Written task:
The exercise asks for every line of the data to be reproduced exactly.
————
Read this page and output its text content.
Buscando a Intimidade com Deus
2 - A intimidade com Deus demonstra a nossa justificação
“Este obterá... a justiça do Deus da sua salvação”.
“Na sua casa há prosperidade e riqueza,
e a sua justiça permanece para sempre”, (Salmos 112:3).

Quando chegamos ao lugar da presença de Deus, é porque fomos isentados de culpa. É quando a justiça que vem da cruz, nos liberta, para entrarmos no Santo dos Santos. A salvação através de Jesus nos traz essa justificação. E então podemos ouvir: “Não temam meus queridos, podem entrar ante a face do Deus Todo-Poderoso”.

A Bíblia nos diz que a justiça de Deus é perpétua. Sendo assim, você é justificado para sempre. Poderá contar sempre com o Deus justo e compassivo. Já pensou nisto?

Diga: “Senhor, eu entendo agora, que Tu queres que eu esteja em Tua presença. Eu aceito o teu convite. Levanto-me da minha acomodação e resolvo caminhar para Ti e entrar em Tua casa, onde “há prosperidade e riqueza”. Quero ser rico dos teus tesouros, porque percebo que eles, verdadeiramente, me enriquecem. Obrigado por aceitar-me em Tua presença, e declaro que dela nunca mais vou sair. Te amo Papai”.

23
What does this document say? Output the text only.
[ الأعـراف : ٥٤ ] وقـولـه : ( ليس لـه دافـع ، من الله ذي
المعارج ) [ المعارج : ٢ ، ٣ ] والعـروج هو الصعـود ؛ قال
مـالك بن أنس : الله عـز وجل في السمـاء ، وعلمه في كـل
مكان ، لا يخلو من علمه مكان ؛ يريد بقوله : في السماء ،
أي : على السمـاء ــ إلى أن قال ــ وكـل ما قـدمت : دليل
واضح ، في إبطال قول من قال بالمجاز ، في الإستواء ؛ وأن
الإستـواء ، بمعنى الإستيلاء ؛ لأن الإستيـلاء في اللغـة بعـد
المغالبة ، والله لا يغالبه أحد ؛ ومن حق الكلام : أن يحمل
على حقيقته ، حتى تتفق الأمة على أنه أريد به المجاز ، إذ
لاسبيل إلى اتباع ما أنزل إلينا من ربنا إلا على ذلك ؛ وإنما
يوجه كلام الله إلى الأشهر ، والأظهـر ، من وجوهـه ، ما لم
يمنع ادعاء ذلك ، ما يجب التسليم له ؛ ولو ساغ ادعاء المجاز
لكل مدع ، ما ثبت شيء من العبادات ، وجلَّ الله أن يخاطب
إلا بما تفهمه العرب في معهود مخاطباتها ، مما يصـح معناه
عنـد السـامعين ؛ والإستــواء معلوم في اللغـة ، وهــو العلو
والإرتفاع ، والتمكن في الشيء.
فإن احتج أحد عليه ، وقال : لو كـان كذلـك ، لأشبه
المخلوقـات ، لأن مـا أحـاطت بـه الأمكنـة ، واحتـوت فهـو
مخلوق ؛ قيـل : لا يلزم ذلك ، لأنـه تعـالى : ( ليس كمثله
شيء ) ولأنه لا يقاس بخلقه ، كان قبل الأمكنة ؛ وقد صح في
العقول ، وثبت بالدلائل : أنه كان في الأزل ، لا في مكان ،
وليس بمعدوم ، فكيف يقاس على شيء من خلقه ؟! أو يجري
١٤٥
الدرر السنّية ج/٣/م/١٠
————
Solution to the problem:
Read this page and output its text content.
Buscando a Intimidade com Deus
2 - A intimidade com Deus demonstra a nossa justificação
“Este obterá... a justiça do Deus da sua salvação”.
“Na sua casa há prosperidade e riqueza,
e a sua justiça permanece para sempre”, (Salmos 112:3).

Quando chegamos ao lugar da presença de Deus, é porque fomos isentados de culpa. É quando a justiça que vem da cruz, nos liberta, para entrarmos no Santo dos Santos. A salvação através de Jesus nos traz essa justificação. E então podemos ouvir: “Não temam meus queridos, podem entrar ante a face do Deus Todo-Poderoso”.

A Bíblia nos diz que a justiça de Deus é perpétua. Sendo assim, você é justificado para sempre. Poderá contar sempre com o Deus justo e compassivo. Já pensou nisto?

Diga: “Senhor, eu entendo agora, que Tu queres que eu esteja em Tua presença. Eu aceito o teu convite. Levanto-me da minha acomodação e resolvo caminhar para Ti e entrar em Tua casa, onde “há prosperidade e riqueza”. Quero ser rico dos teus tesouros, porque percebo que eles, verdadeiramente, me enriquecem. Obrigado por aceitar-me em Tua presença, e declaro que dela nunca mais vou sair. Te amo Papai”.

23
What does this document say? Output the text only.
[ الأعـراف : ٥٤ ] وقـولـه : ( ليس لـه دافـع ، من الله ذي
المعارج ) [ المعارج : ٢ ، ٣ ] والعـروج هو الصعـود ؛ قال
مـالك بن أنس : الله عـز وجل في السمـاء ، وعلمه في كـل
مكان ، لا يخلو من علمه مكان ؛ يريد بقوله : في السماء ،
أي : على السمـاء ــ إلى أن قال ــ وكـل ما قـدمت : دليل
واضح ، في إبطال قول من قال بالمجاز ، في الإستواء ؛ وأن
الإستـواء ، بمعنى الإستيلاء ؛ لأن الإستيـلاء في اللغـة بعـد
المغالبة ، والله لا يغالبه أحد ؛ ومن حق الكلام : أن يحمل
على حقيقته ، حتى تتفق الأمة على أنه أريد به المجاز ، إذ
لاسبيل إلى اتباع ما أنزل إلينا من ربنا إلا على ذلك ؛ وإنما
يوجه كلام الله إلى الأشهر ، والأظهـر ، من وجوهـه ، ما لم
يمنع ادعاء ذلك ، ما يجب التسليم له ؛ ولو ساغ ادعاء المجاز
لكل مدع ، ما ثبت شيء من العبادات ، وجلَّ الله أن يخاطب
إلا بما تفهمه العرب في معهود مخاطباتها ، مما يصـح معناه
عنـد السـامعين ؛ والإستــواء معلوم في اللغـة ، وهــو العلو
والإرتفاع ، والتمكن في الشيء.
فإن احتج أحد عليه ، وقال : لو كـان كذلـك ، لأشبه
المخلوقـات ، لأن مـا أحـاطت بـه الأمكنـة ، واحتـوت فهـو
مخلوق ؛ قيـل : لا يلزم ذلك ، لأنـه تعـالى : ( ليس كمثله
شيء ) ولأنه لا يقاس بخلقه ، كان قبل الأمكنة ؛ وقد صح في
العقول ، وثبت بالدلائل : أنه كان في الأزل ، لا في مكان ،
وليس بمعدوم ، فكيف يقاس على شيء من خلقه ؟! أو يجري
١٤٥
الدرر السنّية ج/٣/م/١٠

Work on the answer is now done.